▸ **What you will do**
a – In the post about latex mattress layers, what is named as the most common cause of alignment issues?
b – Repeat word for word everything in the latex layers post from "Finally it would" down to "best for you.".
-------- Passage --------
Need help with latex layers

Hi JannyGoats,

That can certainly be true. Comfort/pressure relief is what you feel when you first lie on a mattress and is relatively easy to determine based on “feel” but alignment/support is usually what you feel when you wake up in the morning and can be a little more difficult to assess.

Post #2 here has some suggestions about some of the more common sleeping symptoms that may be helpful.

The first thing I would suggest when you need to make some changes is a more detailed conversation with the manufacturer who will have more experience with their own mattresses and different configurations than anyone else.

I’d also be happy to make some general suggestions but it would be helpful to know a little bit more to get a better sense of what may be happening.

Alignment issues … and the lower back pain that can go with them … can involve some detective work to identify the underlying cause. The most common cause is from a mattress that is too soft and doesn’t have firm enough primary support under the pelvis. This can allow the pelvis to sink down too far and tilt which in turn affects the natural curve and alignment of the lumbar spine. It can also be from a mattress that is too firm and doesn’t have enough softness on top to fill in the gaps in the sleeping profile and provide the secondary support that is needed under the recessed curves of the spine. A mattress that is too firm can also lead to sleeping in a “twisted” position to avoid pressure points which can also cause lower back issues.

The first question I would have is whether you think your mattress is too soft or too firm.

It would also be helpful to know your body type and sleeping positions.

The type of mattress you have been used to sleeping on previously can also make a difference.

Finally it would also be helpful to know the specific configurations you have tried and rate them as better or worse in terms of the differences in your experience or symptoms in each of them over the course of a few nights so that they can be used as a reference point for the “direction” of change that may work best for you.

Generally the best approach is more detailed conversations with the manufacturer in combination with an incremental and “one step at a time approach” which can identify the effect and “direction” of each change and moves you towards your ideal combination but of course I’d also be happy to provide any thoughts I have as well.
-------- Data for review --------
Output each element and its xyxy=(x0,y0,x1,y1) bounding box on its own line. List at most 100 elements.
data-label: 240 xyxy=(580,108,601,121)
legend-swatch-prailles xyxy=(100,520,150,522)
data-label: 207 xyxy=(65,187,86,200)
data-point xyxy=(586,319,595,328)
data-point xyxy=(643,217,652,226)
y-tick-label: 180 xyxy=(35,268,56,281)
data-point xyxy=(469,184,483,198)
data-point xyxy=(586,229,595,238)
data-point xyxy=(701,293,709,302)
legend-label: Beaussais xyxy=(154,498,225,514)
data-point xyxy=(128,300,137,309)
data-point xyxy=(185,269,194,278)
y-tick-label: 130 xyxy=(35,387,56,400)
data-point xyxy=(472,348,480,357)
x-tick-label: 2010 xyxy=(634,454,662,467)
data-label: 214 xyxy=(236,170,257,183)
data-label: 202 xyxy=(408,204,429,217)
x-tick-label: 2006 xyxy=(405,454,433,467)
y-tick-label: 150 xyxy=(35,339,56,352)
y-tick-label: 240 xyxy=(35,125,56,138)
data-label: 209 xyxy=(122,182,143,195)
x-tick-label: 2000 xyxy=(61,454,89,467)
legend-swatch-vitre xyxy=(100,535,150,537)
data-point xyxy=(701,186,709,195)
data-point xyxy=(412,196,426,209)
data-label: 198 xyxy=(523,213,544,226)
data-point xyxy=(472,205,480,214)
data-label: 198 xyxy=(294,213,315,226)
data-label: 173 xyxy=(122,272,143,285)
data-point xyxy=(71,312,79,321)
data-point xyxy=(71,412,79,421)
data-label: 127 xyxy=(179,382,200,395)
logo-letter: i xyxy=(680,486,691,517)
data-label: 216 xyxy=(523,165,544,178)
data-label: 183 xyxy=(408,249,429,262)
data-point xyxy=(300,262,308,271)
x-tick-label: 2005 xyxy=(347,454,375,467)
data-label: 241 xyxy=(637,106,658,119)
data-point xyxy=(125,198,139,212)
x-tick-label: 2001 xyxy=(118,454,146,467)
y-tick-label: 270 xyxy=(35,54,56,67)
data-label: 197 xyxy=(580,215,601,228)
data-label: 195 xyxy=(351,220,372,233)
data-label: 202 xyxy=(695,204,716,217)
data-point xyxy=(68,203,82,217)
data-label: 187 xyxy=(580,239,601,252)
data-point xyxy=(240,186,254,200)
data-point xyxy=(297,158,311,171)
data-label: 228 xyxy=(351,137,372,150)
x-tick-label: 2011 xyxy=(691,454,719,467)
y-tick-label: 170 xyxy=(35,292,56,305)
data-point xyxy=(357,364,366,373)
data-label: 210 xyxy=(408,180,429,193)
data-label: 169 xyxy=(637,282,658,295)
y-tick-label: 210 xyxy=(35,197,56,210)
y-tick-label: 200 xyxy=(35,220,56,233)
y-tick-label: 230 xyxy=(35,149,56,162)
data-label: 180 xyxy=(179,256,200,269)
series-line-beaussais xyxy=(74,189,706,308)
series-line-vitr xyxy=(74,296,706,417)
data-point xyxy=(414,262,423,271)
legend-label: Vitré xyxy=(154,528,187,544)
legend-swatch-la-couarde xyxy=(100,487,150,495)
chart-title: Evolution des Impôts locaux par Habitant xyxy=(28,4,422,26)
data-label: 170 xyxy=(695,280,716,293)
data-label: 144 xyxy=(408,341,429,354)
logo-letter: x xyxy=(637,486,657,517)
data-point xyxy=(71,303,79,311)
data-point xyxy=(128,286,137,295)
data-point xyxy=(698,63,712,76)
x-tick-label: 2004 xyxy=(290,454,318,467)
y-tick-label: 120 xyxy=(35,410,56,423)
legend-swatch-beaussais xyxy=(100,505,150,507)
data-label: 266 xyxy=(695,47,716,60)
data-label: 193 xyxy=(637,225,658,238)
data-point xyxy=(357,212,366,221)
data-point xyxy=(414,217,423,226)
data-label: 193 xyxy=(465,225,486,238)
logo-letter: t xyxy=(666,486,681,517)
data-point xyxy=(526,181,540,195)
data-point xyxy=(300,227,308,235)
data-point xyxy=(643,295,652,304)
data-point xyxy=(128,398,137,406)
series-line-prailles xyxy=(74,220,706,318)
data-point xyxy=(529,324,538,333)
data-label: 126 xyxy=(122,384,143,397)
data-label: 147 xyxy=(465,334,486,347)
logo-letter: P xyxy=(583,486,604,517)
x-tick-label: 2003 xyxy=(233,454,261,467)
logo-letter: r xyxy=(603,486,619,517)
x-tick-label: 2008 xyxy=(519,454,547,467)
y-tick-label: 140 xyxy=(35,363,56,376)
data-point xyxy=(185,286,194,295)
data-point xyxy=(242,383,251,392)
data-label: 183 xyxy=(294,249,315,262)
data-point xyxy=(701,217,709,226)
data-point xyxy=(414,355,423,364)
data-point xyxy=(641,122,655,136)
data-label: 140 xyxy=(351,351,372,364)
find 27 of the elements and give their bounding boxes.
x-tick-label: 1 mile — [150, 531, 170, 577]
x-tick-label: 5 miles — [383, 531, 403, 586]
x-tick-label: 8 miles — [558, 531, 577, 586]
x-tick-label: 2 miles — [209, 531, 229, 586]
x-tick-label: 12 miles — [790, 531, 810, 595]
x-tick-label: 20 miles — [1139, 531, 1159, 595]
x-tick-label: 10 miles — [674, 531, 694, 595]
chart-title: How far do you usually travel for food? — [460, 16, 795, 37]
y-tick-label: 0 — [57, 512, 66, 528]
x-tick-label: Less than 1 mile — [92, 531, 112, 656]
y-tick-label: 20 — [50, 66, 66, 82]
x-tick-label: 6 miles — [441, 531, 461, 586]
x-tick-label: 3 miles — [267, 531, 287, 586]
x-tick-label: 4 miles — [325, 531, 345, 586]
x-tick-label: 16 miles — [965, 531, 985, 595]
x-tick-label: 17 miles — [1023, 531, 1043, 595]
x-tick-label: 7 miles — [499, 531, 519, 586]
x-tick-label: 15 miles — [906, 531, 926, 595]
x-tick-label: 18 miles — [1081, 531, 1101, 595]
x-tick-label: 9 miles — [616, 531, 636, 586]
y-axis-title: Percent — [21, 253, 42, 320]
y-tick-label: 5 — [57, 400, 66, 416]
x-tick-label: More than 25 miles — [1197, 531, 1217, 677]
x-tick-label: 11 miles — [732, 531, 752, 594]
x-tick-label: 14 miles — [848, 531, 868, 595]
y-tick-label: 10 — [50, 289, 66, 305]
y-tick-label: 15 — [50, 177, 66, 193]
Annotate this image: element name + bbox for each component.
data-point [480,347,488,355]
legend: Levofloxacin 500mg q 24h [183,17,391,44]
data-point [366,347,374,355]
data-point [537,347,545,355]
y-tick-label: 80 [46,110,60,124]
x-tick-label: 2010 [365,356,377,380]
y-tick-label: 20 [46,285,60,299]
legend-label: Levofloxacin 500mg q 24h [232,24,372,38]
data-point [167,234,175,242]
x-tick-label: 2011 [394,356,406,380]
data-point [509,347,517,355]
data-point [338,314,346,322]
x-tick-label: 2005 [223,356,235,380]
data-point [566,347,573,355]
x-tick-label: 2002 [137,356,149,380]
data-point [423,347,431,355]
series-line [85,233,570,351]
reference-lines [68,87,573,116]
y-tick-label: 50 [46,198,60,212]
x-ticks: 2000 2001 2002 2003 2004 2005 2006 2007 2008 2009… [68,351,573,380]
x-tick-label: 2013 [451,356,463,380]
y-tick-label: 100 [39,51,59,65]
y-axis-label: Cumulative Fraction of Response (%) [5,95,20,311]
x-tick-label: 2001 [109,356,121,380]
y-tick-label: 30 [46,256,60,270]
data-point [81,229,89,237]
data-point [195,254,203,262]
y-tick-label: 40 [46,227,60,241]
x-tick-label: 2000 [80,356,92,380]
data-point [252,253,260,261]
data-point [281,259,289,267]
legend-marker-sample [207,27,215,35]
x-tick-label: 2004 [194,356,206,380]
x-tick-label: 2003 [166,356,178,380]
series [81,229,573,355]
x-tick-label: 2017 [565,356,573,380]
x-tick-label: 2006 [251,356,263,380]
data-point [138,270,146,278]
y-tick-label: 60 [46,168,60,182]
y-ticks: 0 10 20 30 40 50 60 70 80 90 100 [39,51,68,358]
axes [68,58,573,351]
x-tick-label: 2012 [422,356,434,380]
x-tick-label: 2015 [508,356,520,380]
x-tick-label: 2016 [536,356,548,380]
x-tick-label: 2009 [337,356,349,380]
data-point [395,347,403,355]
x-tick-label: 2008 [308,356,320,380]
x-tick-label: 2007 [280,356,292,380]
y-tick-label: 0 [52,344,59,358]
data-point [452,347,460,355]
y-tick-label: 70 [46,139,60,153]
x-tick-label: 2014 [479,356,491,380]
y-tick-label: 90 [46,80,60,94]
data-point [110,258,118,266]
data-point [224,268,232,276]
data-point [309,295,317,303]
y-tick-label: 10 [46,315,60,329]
--------
▸ **Exercise responses**
a – A mattress that is too soft and doesn't have firm enough primary support under the pelvis.

b –
Finally it would also be helpful to know the specific configurations you have tried and rate them as better or worse in terms of the differences in your experience or symptoms in each of them over the course of a few nights so that they can be used as a reference point for the “direction” of change that may work best for you.